Brief: From the data that follows, copy every line holding the string "because".

Collection entries:

+===+

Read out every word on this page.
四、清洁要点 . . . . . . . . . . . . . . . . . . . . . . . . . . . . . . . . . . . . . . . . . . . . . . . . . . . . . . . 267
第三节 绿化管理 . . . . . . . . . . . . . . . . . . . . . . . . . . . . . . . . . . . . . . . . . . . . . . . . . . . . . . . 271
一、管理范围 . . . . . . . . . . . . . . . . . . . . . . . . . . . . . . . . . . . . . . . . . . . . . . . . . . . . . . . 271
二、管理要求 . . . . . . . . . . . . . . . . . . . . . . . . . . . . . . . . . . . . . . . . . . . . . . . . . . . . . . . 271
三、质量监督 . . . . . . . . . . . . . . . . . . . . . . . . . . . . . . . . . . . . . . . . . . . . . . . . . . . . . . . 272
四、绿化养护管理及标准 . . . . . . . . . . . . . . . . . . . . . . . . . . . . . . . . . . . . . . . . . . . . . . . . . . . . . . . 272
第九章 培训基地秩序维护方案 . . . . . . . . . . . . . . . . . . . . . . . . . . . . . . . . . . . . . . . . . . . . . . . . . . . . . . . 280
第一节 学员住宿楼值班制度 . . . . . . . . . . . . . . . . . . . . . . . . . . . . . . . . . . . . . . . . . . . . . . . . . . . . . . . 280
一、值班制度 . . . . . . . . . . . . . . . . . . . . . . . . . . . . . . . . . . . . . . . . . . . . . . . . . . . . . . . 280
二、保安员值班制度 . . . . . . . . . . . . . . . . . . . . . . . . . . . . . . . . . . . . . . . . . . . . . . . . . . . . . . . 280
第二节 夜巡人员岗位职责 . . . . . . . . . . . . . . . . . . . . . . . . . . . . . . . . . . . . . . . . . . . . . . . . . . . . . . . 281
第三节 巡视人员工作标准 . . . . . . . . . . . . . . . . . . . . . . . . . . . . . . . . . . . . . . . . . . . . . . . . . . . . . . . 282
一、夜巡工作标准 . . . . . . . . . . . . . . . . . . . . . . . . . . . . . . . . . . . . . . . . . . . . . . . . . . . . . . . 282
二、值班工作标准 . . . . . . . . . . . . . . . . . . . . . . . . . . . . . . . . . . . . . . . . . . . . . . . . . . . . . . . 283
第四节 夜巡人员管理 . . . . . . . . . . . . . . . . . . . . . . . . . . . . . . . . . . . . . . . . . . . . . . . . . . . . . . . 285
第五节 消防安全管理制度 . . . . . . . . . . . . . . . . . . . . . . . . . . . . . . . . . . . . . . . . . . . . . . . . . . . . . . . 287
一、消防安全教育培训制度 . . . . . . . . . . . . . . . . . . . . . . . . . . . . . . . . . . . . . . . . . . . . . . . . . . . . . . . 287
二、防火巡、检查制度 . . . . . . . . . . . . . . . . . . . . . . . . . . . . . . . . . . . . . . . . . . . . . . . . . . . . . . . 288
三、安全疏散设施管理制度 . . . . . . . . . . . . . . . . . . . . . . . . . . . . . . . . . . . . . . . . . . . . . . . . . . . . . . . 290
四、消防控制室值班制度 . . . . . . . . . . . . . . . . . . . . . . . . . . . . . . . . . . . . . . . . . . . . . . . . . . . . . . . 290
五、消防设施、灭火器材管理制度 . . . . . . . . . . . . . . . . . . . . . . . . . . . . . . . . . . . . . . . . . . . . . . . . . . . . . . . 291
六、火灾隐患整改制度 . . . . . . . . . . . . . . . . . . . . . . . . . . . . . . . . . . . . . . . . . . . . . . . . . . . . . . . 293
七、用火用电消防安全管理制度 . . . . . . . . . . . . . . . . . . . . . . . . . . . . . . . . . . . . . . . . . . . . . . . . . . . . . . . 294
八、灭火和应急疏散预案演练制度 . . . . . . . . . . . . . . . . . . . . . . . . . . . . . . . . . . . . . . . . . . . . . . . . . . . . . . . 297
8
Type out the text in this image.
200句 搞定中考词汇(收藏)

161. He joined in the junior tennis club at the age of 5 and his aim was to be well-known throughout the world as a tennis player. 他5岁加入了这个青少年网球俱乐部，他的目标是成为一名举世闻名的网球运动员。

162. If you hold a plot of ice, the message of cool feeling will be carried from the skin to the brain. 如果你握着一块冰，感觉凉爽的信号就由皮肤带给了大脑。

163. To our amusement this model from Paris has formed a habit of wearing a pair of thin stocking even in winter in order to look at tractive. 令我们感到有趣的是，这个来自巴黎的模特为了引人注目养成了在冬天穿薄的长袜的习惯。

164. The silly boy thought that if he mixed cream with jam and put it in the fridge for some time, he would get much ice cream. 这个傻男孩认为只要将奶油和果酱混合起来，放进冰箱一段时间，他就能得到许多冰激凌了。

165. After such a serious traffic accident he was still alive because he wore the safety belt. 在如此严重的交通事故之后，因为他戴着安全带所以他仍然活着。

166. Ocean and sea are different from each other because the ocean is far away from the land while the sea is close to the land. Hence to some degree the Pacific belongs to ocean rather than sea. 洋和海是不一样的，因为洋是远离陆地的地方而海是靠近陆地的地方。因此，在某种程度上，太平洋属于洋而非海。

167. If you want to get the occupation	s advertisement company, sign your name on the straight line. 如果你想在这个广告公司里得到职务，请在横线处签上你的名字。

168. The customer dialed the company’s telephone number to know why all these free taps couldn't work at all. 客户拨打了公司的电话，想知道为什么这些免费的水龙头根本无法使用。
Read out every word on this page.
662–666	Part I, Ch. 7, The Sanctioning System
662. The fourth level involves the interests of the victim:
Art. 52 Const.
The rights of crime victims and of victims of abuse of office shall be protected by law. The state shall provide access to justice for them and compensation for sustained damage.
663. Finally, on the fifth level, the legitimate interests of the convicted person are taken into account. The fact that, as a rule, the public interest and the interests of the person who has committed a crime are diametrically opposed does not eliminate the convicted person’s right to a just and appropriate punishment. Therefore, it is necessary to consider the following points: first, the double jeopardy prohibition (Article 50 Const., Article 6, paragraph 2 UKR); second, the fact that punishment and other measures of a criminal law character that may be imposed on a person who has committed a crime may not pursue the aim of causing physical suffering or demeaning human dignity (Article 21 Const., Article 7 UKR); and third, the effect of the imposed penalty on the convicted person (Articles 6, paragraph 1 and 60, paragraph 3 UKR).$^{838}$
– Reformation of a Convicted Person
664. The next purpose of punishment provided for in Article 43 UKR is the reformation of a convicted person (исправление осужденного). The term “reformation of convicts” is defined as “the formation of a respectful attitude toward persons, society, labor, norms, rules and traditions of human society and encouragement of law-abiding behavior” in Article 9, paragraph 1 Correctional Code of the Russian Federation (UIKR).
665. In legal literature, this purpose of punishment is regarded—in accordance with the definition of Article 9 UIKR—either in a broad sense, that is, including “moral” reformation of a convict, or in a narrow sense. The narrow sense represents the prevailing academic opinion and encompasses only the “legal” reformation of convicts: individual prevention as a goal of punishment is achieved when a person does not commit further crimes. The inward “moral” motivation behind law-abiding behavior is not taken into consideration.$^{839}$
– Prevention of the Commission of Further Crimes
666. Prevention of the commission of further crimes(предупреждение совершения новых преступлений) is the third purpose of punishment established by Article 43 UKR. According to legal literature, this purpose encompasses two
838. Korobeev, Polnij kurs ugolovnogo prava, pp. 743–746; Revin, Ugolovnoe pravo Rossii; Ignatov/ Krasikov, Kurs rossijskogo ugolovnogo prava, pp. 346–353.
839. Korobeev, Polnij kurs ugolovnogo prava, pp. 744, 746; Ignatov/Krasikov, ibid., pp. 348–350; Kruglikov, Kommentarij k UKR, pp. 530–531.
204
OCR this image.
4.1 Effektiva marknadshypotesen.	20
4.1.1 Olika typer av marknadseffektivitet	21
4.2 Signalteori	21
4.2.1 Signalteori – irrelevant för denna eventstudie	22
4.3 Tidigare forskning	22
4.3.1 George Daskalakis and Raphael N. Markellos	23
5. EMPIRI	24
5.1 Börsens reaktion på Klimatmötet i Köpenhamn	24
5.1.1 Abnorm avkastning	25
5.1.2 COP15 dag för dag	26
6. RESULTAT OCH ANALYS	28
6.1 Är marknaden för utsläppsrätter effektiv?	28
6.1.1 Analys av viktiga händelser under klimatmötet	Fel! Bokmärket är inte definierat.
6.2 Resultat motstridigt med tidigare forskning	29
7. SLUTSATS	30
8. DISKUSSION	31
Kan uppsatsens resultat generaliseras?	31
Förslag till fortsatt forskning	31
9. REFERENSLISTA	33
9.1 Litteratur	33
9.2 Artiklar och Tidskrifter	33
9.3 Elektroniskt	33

+===+

Written answer:
165. After such a serious traffic accident he was still alive because he wore the safety belt. 在如此严重的交通事故之后，因为他戴着安全带所以他仍然活着。
166. Ocean and sea are different from each other because the ocean is far away from the land while the sea is close to the land. Hence to some degree the Pacific belongs to ocean rather than sea. 洋和海是不一样的，因为洋是远离陆地的地方而海是靠近陆地的地方。因此，在某种程度上，太平洋属于洋而非海。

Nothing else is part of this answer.